What you will do:
1 – Copy the Camarillo State Hospital article word for word, starting at "For volunteers like" and ending at "the toy drive.".
2 – Summarize the Camarillo State Hospital article in two sentences.
3 – Write the next part of the Camarillo State Hospital article, picking up after its last sentence.

** Extract follows **

Deputies Deliver Cheer to Kids at State Hospital : Charity: Children at Camarillo facility receive donated presents and a day of yuletide companionship from volunteers.


Kriss Kringle made an early appearance Friday at Camarillo State Hospital, bringing Christmas cheer and toys to needy and abused children who might otherwise have neither.

Although the traditional landing via a Sheriff's Department helicopter was canceled because of a scheduling glitch, Santa arrived in a huge bus loaded with dozens of bags of presents.

By 9:30 a.m., volunteers had laid out hundreds of gifts on the gymnasium floor, while scores of children sat eagerly on nearby bleachers, waiting for their turn to choose a present.

"This is just what I wanted," a 12-year-old girl said, after selecting a radio headset from the toys spread before her. "I can't thank them enough."

Others were not certain what they would pick when given their chance. One 13-year-old boy had his eye on a Ken Griffey Jr. baseball cap tucked neatly between a Frisbee and an 18-inch Super Hauler truck. But he thought a radio would do just as well.

"They're very kind," he said of sheriff's deputies. "If they weren't here, it would definitely be boring."

For volunteers like Igor Gromov, a retired bailiff who traveled from Arizona to give away toys for the 10th year in a row, Friday was anything but boring.

"It's not Christmas without this," he said. "The way their faces light up when they get the toys, that's Christmas."

The Ventura County Sheriff's Assn. has been donating toys to children at Camarillo State Hospital since 1972, when Deputy Gary McCollum first organized the toy drive.

"Back in those days they had real bad cutbacks," said McCollum, who spent three weekends buying all the toys after union members donated thousands of dollars for the drive. "These kids got nothing."

** End of Extract **
** Data records follows **

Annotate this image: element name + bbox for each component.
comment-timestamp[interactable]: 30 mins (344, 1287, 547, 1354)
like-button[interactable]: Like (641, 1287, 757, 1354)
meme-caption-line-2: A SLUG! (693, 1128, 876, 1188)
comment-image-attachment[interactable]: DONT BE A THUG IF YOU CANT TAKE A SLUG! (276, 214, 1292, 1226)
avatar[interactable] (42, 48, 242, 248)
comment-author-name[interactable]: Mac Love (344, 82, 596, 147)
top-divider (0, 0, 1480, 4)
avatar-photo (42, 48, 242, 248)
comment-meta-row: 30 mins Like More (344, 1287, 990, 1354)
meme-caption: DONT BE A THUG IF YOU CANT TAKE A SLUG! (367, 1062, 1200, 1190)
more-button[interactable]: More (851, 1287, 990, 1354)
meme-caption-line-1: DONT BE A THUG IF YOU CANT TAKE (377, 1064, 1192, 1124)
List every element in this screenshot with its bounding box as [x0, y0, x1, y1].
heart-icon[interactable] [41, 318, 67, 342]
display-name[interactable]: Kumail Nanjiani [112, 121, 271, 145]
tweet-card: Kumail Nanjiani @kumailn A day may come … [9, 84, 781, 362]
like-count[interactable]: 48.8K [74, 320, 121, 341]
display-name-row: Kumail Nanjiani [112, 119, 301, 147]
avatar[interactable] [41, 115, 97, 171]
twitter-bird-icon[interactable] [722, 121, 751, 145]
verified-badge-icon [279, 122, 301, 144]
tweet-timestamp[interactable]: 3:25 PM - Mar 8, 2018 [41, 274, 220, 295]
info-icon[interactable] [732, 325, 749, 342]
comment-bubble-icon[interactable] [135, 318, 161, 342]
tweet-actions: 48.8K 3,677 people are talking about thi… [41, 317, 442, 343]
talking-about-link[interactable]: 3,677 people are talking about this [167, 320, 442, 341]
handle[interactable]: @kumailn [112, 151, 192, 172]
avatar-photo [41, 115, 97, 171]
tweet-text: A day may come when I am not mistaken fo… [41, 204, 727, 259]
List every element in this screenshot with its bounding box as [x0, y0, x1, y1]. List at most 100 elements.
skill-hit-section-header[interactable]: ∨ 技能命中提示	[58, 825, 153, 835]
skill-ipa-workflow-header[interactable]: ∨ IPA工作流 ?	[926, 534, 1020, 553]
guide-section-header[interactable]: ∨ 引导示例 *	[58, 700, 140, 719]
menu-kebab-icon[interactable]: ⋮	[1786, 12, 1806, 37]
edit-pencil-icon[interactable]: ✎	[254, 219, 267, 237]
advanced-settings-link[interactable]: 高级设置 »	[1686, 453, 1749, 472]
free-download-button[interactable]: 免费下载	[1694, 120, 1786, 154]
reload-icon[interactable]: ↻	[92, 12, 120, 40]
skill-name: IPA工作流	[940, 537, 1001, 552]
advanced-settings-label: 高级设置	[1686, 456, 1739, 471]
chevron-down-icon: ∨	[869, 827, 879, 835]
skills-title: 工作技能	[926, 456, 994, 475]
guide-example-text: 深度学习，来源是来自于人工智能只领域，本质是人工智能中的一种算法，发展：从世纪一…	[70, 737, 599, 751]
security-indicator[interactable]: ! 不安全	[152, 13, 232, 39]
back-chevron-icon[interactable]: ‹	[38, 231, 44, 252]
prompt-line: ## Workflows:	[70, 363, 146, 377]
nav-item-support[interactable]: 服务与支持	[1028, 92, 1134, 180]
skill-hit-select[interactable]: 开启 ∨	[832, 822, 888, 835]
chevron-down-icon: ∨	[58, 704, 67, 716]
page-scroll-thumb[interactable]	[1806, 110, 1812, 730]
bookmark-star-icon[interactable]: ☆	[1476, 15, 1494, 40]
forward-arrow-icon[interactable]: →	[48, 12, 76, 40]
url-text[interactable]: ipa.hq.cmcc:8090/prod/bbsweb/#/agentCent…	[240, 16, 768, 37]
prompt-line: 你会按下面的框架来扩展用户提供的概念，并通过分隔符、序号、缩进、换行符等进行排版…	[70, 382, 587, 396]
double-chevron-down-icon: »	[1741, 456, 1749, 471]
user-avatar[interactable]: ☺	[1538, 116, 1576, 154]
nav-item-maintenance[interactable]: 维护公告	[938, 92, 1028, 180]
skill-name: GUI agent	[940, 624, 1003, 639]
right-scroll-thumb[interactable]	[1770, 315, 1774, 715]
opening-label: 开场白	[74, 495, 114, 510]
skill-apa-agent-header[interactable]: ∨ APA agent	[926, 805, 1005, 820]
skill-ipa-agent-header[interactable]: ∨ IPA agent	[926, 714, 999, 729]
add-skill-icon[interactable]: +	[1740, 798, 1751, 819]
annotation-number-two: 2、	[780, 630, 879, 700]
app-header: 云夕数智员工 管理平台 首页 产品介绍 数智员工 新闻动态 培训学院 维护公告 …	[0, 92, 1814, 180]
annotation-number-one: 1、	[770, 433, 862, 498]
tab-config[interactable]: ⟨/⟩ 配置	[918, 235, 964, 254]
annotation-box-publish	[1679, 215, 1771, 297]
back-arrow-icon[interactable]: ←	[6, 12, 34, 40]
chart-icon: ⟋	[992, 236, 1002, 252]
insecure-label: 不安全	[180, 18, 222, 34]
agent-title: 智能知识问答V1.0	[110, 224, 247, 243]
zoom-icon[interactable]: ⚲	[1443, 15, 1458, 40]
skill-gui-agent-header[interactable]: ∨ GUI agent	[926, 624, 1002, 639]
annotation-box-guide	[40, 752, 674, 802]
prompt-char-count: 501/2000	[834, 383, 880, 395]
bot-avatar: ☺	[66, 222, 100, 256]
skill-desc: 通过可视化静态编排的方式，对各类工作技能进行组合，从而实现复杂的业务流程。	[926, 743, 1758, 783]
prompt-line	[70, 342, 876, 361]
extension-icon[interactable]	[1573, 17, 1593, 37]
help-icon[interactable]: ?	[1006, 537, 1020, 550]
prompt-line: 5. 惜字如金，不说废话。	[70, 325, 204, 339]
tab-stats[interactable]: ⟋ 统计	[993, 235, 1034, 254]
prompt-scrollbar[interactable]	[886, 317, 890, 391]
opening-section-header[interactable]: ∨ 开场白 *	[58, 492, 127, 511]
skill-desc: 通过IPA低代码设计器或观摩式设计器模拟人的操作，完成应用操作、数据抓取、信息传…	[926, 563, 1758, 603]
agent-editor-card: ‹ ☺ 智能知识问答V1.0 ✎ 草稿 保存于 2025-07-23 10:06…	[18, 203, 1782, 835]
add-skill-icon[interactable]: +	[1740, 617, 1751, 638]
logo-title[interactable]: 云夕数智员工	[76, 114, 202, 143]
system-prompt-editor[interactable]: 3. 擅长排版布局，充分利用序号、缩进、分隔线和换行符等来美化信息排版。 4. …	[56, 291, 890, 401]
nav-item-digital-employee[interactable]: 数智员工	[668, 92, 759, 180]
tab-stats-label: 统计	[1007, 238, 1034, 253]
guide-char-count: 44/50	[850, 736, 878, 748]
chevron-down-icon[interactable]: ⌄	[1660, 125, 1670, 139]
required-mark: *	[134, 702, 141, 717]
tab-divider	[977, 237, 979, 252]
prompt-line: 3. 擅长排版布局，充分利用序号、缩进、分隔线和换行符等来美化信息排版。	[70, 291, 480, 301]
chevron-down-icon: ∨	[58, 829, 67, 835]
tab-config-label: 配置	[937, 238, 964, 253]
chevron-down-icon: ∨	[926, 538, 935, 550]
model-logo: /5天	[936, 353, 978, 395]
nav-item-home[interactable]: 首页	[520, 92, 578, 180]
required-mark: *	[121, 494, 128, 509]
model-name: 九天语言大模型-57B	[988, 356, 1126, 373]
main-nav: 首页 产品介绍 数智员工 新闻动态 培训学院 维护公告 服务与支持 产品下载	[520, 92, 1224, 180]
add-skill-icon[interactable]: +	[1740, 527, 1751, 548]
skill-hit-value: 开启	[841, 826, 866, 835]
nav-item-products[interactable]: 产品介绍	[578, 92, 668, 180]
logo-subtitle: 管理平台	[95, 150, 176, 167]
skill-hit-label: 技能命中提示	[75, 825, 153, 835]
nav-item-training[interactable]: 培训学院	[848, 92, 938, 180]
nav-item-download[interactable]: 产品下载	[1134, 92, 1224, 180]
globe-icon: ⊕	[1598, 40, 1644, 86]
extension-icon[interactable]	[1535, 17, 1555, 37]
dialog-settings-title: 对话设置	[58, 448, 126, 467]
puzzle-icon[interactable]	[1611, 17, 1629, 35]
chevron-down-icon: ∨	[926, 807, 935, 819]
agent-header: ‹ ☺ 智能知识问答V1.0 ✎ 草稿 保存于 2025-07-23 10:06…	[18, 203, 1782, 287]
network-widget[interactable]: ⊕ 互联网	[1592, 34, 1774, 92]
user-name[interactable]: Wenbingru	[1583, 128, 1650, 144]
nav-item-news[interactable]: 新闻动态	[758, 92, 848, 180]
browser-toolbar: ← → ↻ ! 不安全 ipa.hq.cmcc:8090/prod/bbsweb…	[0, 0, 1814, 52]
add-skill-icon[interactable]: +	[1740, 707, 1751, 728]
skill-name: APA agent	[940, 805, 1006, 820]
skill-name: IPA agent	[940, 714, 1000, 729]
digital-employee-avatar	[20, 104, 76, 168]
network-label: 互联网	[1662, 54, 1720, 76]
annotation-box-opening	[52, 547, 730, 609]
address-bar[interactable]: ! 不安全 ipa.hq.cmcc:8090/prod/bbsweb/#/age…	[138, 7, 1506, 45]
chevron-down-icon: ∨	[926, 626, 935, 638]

** End of Data records **

Response list:
1 –
For volunteers like Igor Gromov, a retired bailiff who traveled from Arizona to give away toys for the 10th year in a row, Friday was anything but boring.

"It's not Christmas without this," he said. "The way their faces light up when they get the toys, that's Christmas."

The Ventura County Sheriff's Assn. has been donating toys to children at Camarillo State Hospital since 1972, when Deputy Gary McCollum first organized the toy drive.

2 – Santa arrived by bus at Camarillo State Hospital on Friday after a scheduling glitch canceled his helicopter landing, and volunteers laid out hundreds of donated gifts for needy and abused children to choose from. The Ventura County Sheriff's Assn. has given toys to children there since 1972, when Deputy Gary McCollum first organized the drive.

3 –
Camarillo State Hospital is home to more than 100 abused and neglected children, including many young delinquents sent there by juvenile courts. Others need shelter from domestic violence or have learning disabilities.

At the hospital, the children are enrolled in traditional school programs as well as individual and group therapy.

Jerry Scheurn, coordinator of the hospital's volunteer programs, said that efforts like the deputies' make all the difference to the children.

"A lot of the kids here come to us through the court system, and they have a negative perspective on law enforcement," Scheurn said. "This gives them a good impression. They throw the ball around with the deputies and talk."

Many of the assorted roller blades, footballs, miniature pool tables and electric car racing sets were put to use as soon as they were chosen. Deputies and children stood on opposite ends of the gymnasium, heaving footballs and basketballs from end to end.

"It's nice of them to donate all this stuff," said one 17-year-old boy, who wanted an X-Men race car set to give to his little brother. "It wouldn't be a good Christmas without it."